Records for processing:

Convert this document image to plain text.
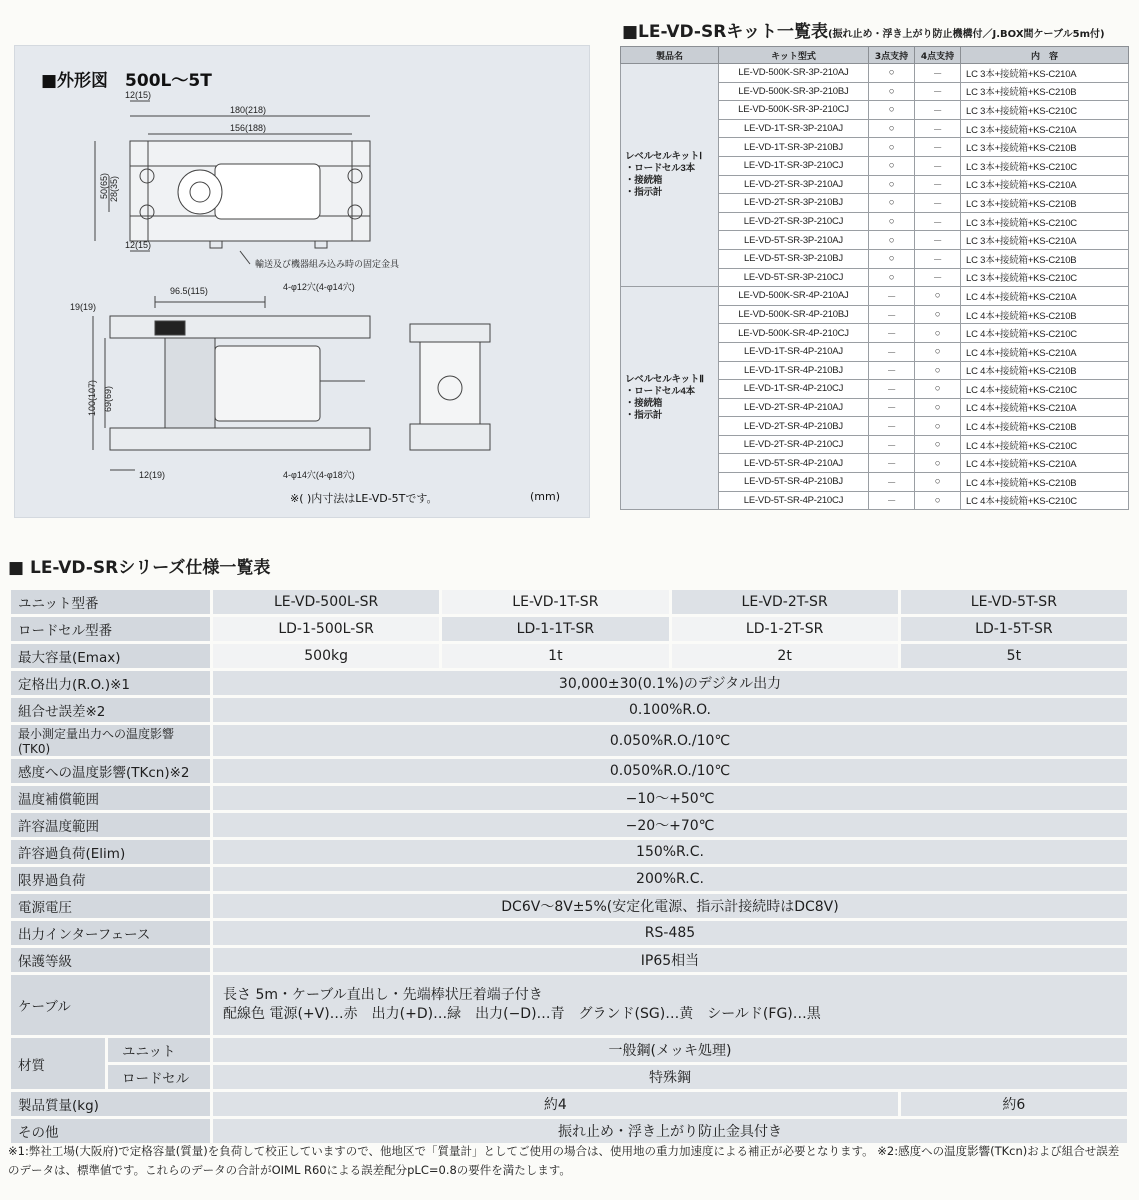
■外形図　500L～5T
12(15)
180(218)
156(188)
50(65) 28(35)
12(15)
輸送及び機器組み込み時の固定金具
96.5(115)	4-φ12穴(4-φ14穴)
19(19)
100(107) 69(69)
12(19)	4-φ14穴(4-φ18穴)
※( )内寸法はLE-VD-5Tです。	(mm)
■LE-VD-SRキット一覧表(振れ止め・浮き上がり防止機構付／J.BOX間ケーブル5m付)
製品名	キット型式	3点支持	4点支持	内　容
レベルセルキットⅠ
・ロードセル3本
・接続箱
・指示計	LE-VD-500K-SR-3P-210AJ	○	－	LC 3本+接続箱+KS-C210A
	LE-VD-500K-SR-3P-210BJ	○	－	LC 3本+接続箱+KS-C210B
	LE-VD-500K-SR-3P-210CJ	○	－	LC 3本+接続箱+KS-C210C
	LE-VD-1T-SR-3P-210AJ	○	－	LC 3本+接続箱+KS-C210A
	LE-VD-1T-SR-3P-210BJ	○	－	LC 3本+接続箱+KS-C210B
	LE-VD-1T-SR-3P-210CJ	○	－	LC 3本+接続箱+KS-C210C
	LE-VD-2T-SR-3P-210AJ	○	－	LC 3本+接続箱+KS-C210A
	LE-VD-2T-SR-3P-210BJ	○	－	LC 3本+接続箱+KS-C210B
	LE-VD-2T-SR-3P-210CJ	○	－	LC 3本+接続箱+KS-C210C
	LE-VD-5T-SR-3P-210AJ	○	－	LC 3本+接続箱+KS-C210A
	LE-VD-5T-SR-3P-210BJ	○	－	LC 3本+接続箱+KS-C210B
	LE-VD-5T-SR-3P-210CJ	○	－	LC 3本+接続箱+KS-C210C
レベルセルキットⅡ
・ロードセル4本
・接続箱
・指示計	LE-VD-500K-SR-4P-210AJ	－	○	LC 4本+接続箱+KS-C210A
	LE-VD-500K-SR-4P-210BJ	－	○	LC 4本+接続箱+KS-C210B
	LE-VD-500K-SR-4P-210CJ	－	○	LC 4本+接続箱+KS-C210C
	LE-VD-1T-SR-4P-210AJ	－	○	LC 4本+接続箱+KS-C210A
	LE-VD-1T-SR-4P-210BJ	－	○	LC 4本+接続箱+KS-C210B
	LE-VD-1T-SR-4P-210CJ	－	○	LC 4本+接続箱+KS-C210C
	LE-VD-2T-SR-4P-210AJ	－	○	LC 4本+接続箱+KS-C210A
	LE-VD-2T-SR-4P-210BJ	－	○	LC 4本+接続箱+KS-C210B
	LE-VD-2T-SR-4P-210CJ	－	○	LC 4本+接続箱+KS-C210C
	LE-VD-5T-SR-4P-210AJ	－	○	LC 4本+接続箱+KS-C210A
	LE-VD-5T-SR-4P-210BJ	－	○	LC 4本+接続箱+KS-C210B
	LE-VD-5T-SR-4P-210CJ	－	○	LC 4本+接続箱+KS-C210C
■ LE-VD-SRシリーズ仕様一覧表
ユニット型番		LE-VD-500L-SR	LE-VD-1T-SR	LE-VD-2T-SR	LE-VD-5T-SR
ロードセル型番		LD-1-500L-SR	LD-1-1T-SR	LD-1-2T-SR	LD-1-5T-SR
最大容量(Emax)		500kg	1t	2t	5t
定格出力(R.O.)※1		30,000±30(0.1%)のデジタル出力			
組合せ誤差※2		0.100%R.O.			
最小測定量出力への温度影響(TK0)		0.050%R.O./10℃			
感度への温度影響(TKcn)※2		0.050%R.O./10℃			
温度補償範囲		−10～+50℃			
許容温度範囲		−20～+70℃			
許容過負荷(Elim)		150%R.C.			
限界過負荷		200%R.C.			
電源電圧		DC6V～8V±5%(安定化電源、指示計接続時はDC8V)			
出力インターフェース		RS-485			
保護等級		IP65相当			
ケーブル		長さ 5m・ケーブル直出し・先端棒状圧着端子付き
配線色 電源(+V)…赤　出力(+D)…緑　出力(−D)…青　グランド(SG)…黄　シールド(FG)…黒			

材質	ユニット	一般鋼(メッキ処理)			
	ロードセル	特殊鋼			
製品質量(kg)		約4			約6
その他		振れ止め・浮き上がり防止金具付き			
※1:弊社工場(大阪府)で定格容量(質量)を負荷して校正していますので、他地区で「質量計」としてご使用の場合は、使用地の重力加速度による補正が必要となります。 ※2:感度への温度影響(TKcn)および組合せ誤差のデータは、標準値です。これらのデータの合計がOIML R60による誤差配分pLC=0.8の要件を満たします。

Written request: Write out the whole listing again, exactly, with no pictures.

Answer to the exercise:
Convert this document image to plain text.
■外形図　500L～5T
12(15)
180(218)
156(188)
50(65) 28(35)
12(15)
輸送及び機器組み込み時の固定金具
96.5(115)	4-φ12穴(4-φ14穴)
19(19)
100(107) 69(69)
12(19)	4-φ14穴(4-φ18穴)
※( )内寸法はLE-VD-5Tです。	(mm)
■LE-VD-SRキット一覧表(振れ止め・浮き上がり防止機構付／J.BOX間ケーブル5m付)
製品名	キット型式	3点支持	4点支持	内　容
レベルセルキットⅠ
・ロードセル3本
・接続箱
・指示計	LE-VD-500K-SR-3P-210AJ	○	－	LC 3本+接続箱+KS-C210A
	LE-VD-500K-SR-3P-210BJ	○	－	LC 3本+接続箱+KS-C210B
	LE-VD-500K-SR-3P-210CJ	○	－	LC 3本+接続箱+KS-C210C
	LE-VD-1T-SR-3P-210AJ	○	－	LC 3本+接続箱+KS-C210A
	LE-VD-1T-SR-3P-210BJ	○	－	LC 3本+接続箱+KS-C210B
	LE-VD-1T-SR-3P-210CJ	○	－	LC 3本+接続箱+KS-C210C
	LE-VD-2T-SR-3P-210AJ	○	－	LC 3本+接続箱+KS-C210A
	LE-VD-2T-SR-3P-210BJ	○	－	LC 3本+接続箱+KS-C210B
	LE-VD-2T-SR-3P-210CJ	○	－	LC 3本+接続箱+KS-C210C
	LE-VD-5T-SR-3P-210AJ	○	－	LC 3本+接続箱+KS-C210A
	LE-VD-5T-SR-3P-210BJ	○	－	LC 3本+接続箱+KS-C210B
	LE-VD-5T-SR-3P-210CJ	○	－	LC 3本+接続箱+KS-C210C
レベルセルキットⅡ
・ロードセル4本
・接続箱
・指示計	LE-VD-500K-SR-4P-210AJ	－	○	LC 4本+接続箱+KS-C210A
	LE-VD-500K-SR-4P-210BJ	－	○	LC 4本+接続箱+KS-C210B
	LE-VD-500K-SR-4P-210CJ	－	○	LC 4本+接続箱+KS-C210C
	LE-VD-1T-SR-4P-210AJ	－	○	LC 4本+接続箱+KS-C210A
	LE-VD-1T-SR-4P-210BJ	－	○	LC 4本+接続箱+KS-C210B
	LE-VD-1T-SR-4P-210CJ	－	○	LC 4本+接続箱+KS-C210C
	LE-VD-2T-SR-4P-210AJ	－	○	LC 4本+接続箱+KS-C210A
	LE-VD-2T-SR-4P-210BJ	－	○	LC 4本+接続箱+KS-C210B
	LE-VD-2T-SR-4P-210CJ	－	○	LC 4本+接続箱+KS-C210C
	LE-VD-5T-SR-4P-210AJ	－	○	LC 4本+接続箱+KS-C210A
	LE-VD-5T-SR-4P-210BJ	－	○	LC 4本+接続箱+KS-C210B
	LE-VD-5T-SR-4P-210CJ	－	○	LC 4本+接続箱+KS-C210C
■ LE-VD-SRシリーズ仕様一覧表
ユニット型番		LE-VD-500L-SR	LE-VD-1T-SR	LE-VD-2T-SR	LE-VD-5T-SR
ロードセル型番		LD-1-500L-SR	LD-1-1T-SR	LD-1-2T-SR	LD-1-5T-SR
最大容量(Emax)		500kg	1t	2t	5t
定格出力(R.O.)※1		30,000±30(0.1%)のデジタル出力			
組合せ誤差※2		0.100%R.O.			
最小測定量出力への温度影響(TK0)		0.050%R.O./10℃			
感度への温度影響(TKcn)※2		0.050%R.O./10℃			
温度補償範囲		−10～+50℃			
許容温度範囲		−20～+70℃			
許容過負荷(Elim)		150%R.C.			
限界過負荷		200%R.C.			
電源電圧		DC6V～8V±5%(安定化電源、指示計接続時はDC8V)			
出力インターフェース		RS-485			
保護等級		IP65相当			
ケーブル		長さ 5m・ケーブル直出し・先端棒状圧着端子付き
配線色 電源(+V)…赤　出力(+D)…緑　出力(−D)…青　グランド(SG)…黄　シールド(FG)…黒			

材質	ユニット	一般鋼(メッキ処理)			
	ロードセル	特殊鋼			
製品質量(kg)		約4			約6
その他		振れ止め・浮き上がり防止金具付き			
※1:弊社工場(大阪府)で定格容量(質量)を負荷して校正していますので、他地区で「質量計」としてご使用の場合は、使用地の重力加速度による補正が必要となります。 ※2:感度への温度影響(TKcn)および組合せ誤差のデータは、標準値です。これらのデータの合計がOIML R60による誤差配分pLC=0.8の要件を満たします。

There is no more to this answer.